Say how many lines contain "서리풀모임", using only the number.

Data for processing:
※

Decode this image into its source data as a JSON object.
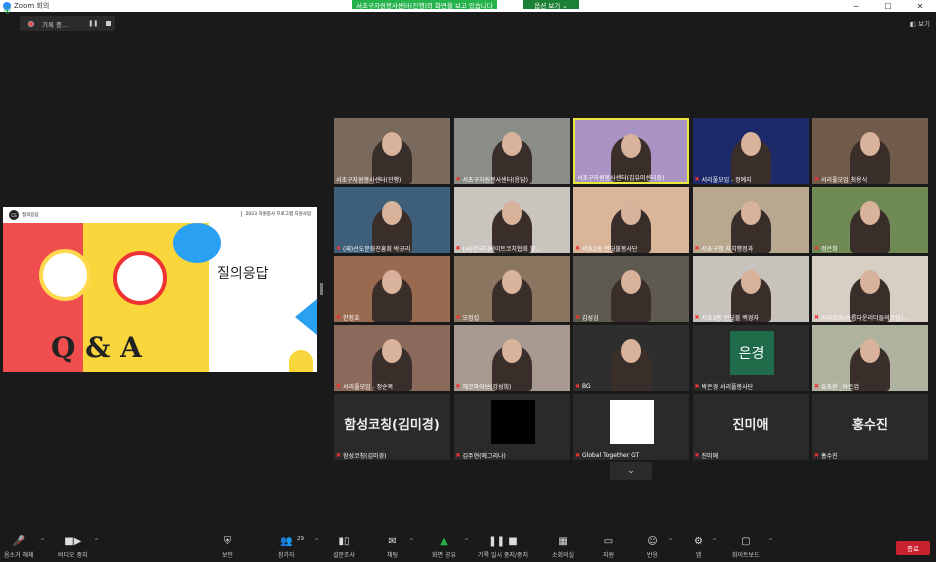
{
  "window": {
    "title": "Zoom 회의",
    "minimize": "─",
    "maximize": "☐",
    "close": "✕"
  },
  "share_banner": {
    "text": "서초구자원봉사센터(진행)의 화면을 보고 있습니다",
    "options": "옵션 보기 ⌄"
  },
  "recording": {
    "label": "기록 중..."
  },
  "view_button": "보기",
  "slide": {
    "logo": "CS",
    "brand": "질의응답",
    "program": "2023 자원봉사 프로그램 지원사업",
    "title": "질의응답",
    "qa": "Q & A"
  },
  "participants": [
    {
      "name": "서초구자원봉사센터(진행)",
      "type": "video",
      "bg": "#7a6a5e",
      "muted": false
    },
    {
      "name": "서초구자원봉사센터(응답)",
      "type": "video",
      "bg": "#8a8d86",
      "muted": true
    },
    {
      "name": "서초구자원봉사센터(김유미센터장)",
      "type": "video",
      "bg": "#a993c2",
      "muted": false,
      "active": true
    },
    {
      "name": "서리풀모임 - 정예지",
      "type": "video",
      "bg": "#1d2a6a",
      "muted": true
    },
    {
      "name": "서리풀모임 최용식",
      "type": "video",
      "bg": "#705a4a",
      "muted": true
    },
    {
      "name": "(재)선도문화진흥회 박규리",
      "type": "video",
      "bg": "#3d5f7a",
      "muted": true
    },
    {
      "name": "(사)한국디베이트코치협회 황...",
      "type": "video",
      "bg": "#c9c4be",
      "muted": true
    },
    {
      "name": "서초1동 반딧불봉사단",
      "type": "video",
      "bg": "#d9b59a",
      "muted": true
    },
    {
      "name": "서초구청 자치행정과",
      "type": "video",
      "bg": "#b8a890",
      "muted": true
    },
    {
      "name": "정은희",
      "type": "video",
      "bg": "#6f8a55",
      "muted": true
    },
    {
      "name": "한정호",
      "type": "video",
      "bg": "#9a6a50",
      "muted": true
    },
    {
      "name": "오정섭",
      "type": "video",
      "bg": "#8a7560",
      "muted": true
    },
    {
      "name": "김성심",
      "type": "video",
      "bg": "#5e5a50",
      "muted": true
    },
    {
      "name": "서초3동 반딧불 백경자",
      "type": "video",
      "bg": "#c7c2bc",
      "muted": true
    },
    {
      "name": "아리모아(아름다운리더들의모임)...",
      "type": "video",
      "bg": "#d7cec4",
      "muted": true
    },
    {
      "name": "서리풀모임 - 정순복",
      "type": "video",
      "bg": "#8a6a5a",
      "muted": true
    },
    {
      "name": "헤코파이브(강성희)",
      "type": "video",
      "bg": "#a89a90",
      "muted": true
    },
    {
      "name": "BG",
      "type": "video",
      "bg": "#2e2e2e",
      "muted": true
    },
    {
      "name": "박은경 서리풀봉사단",
      "type": "avatar",
      "avatar_text": "은경",
      "avatar_bg": "#1f6b4a",
      "muted": true
    },
    {
      "name": "유초현 _아트업",
      "type": "video",
      "bg": "#b0b2a0",
      "muted": true
    },
    {
      "name": "함성코칭(김미경)",
      "type": "name",
      "big": "함성코칭(김미경)",
      "muted": true
    },
    {
      "name": "김주현(에그리나)",
      "type": "avatar",
      "avatar_text": "",
      "avatar_bg": "#000000",
      "muted": true
    },
    {
      "name": "Global Together GT",
      "type": "avatar",
      "avatar_text": "",
      "avatar_bg": "#ffffff",
      "muted": true
    },
    {
      "name": "진미애",
      "type": "name",
      "big": "진미애",
      "muted": true
    },
    {
      "name": "홍수진",
      "type": "name",
      "big": "홍수진",
      "muted": true
    }
  ],
  "more_button": "⌄",
  "toolbar": {
    "mute_label": "음소거 해제",
    "video_label": "비디오 중지",
    "security_label": "보안",
    "participants_label": "참가자",
    "participants_count": "29",
    "polls_label": "설문조사",
    "chat_label": "채팅",
    "share_label": "화면 공유",
    "record_label": "기록 일시 중지/중지",
    "breakout_label": "소회의실",
    "support_label": "지원",
    "reactions_label": "반응",
    "apps_label": "앱",
    "whiteboard_label": "화이트보드",
    "end_label": "종료"
  }
}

※

Result below: 3